━━ DATA IN THIS EXERCISE

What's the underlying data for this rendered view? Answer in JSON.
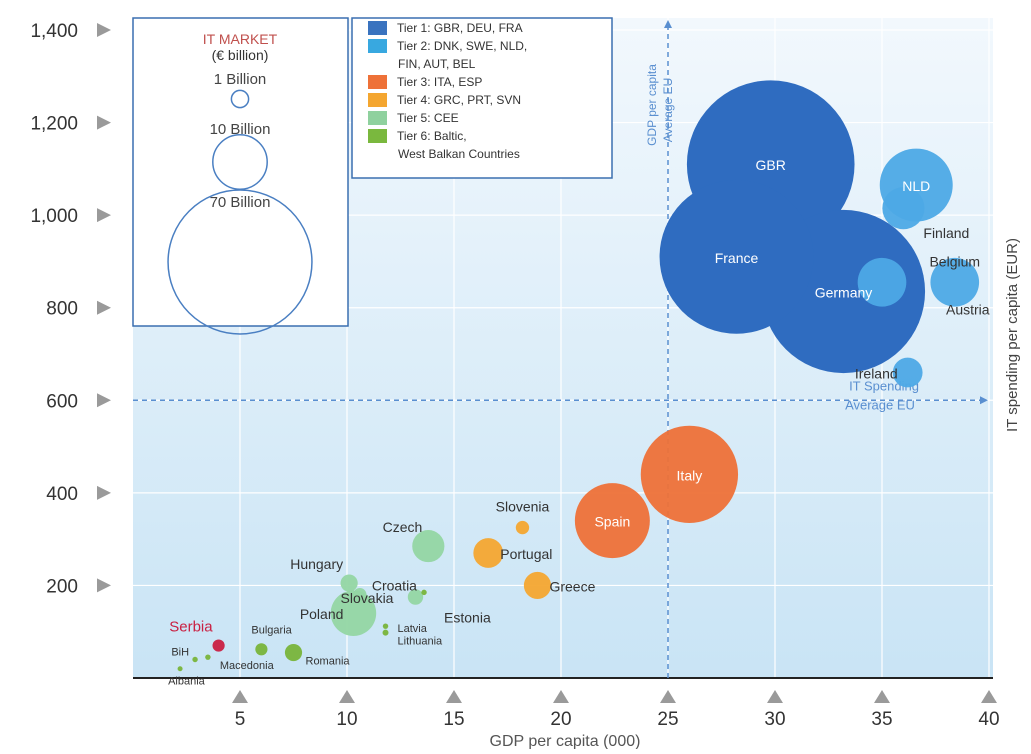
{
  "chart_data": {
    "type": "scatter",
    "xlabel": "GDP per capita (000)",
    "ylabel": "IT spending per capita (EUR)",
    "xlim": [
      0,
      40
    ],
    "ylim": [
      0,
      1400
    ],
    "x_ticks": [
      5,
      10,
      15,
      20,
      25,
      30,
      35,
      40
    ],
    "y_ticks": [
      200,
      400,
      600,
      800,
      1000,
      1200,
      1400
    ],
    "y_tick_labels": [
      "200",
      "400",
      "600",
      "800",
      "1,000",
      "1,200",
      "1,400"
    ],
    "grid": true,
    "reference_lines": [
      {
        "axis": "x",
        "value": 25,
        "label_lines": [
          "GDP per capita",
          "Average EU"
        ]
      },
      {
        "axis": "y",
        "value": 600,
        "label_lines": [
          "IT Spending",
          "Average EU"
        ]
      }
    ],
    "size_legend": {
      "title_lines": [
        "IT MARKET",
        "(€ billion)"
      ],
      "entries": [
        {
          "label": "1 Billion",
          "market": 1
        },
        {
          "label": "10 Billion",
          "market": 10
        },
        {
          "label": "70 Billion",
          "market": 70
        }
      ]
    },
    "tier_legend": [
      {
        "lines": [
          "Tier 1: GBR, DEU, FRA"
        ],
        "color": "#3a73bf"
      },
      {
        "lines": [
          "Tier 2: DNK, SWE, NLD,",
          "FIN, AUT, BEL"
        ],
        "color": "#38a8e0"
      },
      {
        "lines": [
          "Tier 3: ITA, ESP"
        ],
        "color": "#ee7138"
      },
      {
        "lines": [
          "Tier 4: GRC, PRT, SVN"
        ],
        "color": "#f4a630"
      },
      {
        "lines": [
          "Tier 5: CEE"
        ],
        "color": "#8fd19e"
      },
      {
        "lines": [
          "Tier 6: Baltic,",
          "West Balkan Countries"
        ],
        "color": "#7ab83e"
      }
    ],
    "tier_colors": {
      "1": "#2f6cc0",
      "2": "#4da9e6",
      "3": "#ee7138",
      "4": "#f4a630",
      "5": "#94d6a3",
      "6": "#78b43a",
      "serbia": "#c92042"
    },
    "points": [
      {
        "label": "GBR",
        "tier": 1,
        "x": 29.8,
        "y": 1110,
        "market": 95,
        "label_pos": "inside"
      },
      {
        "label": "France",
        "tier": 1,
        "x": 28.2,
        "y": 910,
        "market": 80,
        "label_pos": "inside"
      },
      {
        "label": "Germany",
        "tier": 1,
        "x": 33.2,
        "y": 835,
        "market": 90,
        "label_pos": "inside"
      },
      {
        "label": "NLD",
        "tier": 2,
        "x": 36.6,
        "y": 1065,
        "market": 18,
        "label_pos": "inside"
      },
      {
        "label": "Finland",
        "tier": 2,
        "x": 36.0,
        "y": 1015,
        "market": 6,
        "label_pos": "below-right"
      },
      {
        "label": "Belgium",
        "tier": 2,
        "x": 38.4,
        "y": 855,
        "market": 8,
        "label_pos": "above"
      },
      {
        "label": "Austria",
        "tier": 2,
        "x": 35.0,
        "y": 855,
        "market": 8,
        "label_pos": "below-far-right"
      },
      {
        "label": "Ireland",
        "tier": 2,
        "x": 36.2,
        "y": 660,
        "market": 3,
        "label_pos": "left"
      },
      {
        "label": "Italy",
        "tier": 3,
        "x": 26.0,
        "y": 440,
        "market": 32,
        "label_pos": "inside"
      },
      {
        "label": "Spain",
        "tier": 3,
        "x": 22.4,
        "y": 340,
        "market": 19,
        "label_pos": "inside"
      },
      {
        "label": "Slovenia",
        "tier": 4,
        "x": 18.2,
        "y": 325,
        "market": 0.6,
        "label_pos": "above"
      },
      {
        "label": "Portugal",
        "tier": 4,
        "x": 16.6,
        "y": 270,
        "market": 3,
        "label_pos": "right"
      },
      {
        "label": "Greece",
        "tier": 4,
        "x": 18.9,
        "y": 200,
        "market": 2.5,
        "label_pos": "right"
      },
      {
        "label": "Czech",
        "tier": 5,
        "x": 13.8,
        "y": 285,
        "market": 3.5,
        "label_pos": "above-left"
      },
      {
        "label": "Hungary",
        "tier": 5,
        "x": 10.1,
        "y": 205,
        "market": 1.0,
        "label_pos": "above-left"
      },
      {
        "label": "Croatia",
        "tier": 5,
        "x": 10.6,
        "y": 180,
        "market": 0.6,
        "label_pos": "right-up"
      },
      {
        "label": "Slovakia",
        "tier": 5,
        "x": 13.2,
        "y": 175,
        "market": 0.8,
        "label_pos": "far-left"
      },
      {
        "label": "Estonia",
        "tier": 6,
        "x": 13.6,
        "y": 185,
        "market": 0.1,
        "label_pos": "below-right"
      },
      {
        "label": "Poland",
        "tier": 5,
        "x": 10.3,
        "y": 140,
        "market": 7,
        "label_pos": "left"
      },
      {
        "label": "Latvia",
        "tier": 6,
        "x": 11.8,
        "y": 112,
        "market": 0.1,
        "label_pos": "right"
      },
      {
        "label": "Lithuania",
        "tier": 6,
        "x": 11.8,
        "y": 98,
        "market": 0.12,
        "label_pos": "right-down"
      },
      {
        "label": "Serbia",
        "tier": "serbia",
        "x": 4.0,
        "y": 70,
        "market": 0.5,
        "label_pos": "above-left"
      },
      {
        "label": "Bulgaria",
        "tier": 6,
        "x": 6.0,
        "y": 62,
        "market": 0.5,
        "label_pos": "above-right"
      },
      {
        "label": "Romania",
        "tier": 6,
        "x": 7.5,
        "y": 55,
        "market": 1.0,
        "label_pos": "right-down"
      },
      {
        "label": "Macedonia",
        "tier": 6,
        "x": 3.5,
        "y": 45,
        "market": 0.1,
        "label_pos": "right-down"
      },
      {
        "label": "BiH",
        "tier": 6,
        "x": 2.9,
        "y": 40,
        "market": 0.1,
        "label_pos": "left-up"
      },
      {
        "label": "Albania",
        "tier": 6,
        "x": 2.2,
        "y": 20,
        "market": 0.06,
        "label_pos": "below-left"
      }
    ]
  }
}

━━━━

- REQUIREMENTS: Look through the entries above; copy every line holding the string "capita".

- EXERCISE RESULT:
    "xlabel": "GDP per capita (000)",
    "ylabel": "IT spending per capita (EUR)",
          "GDP per capita",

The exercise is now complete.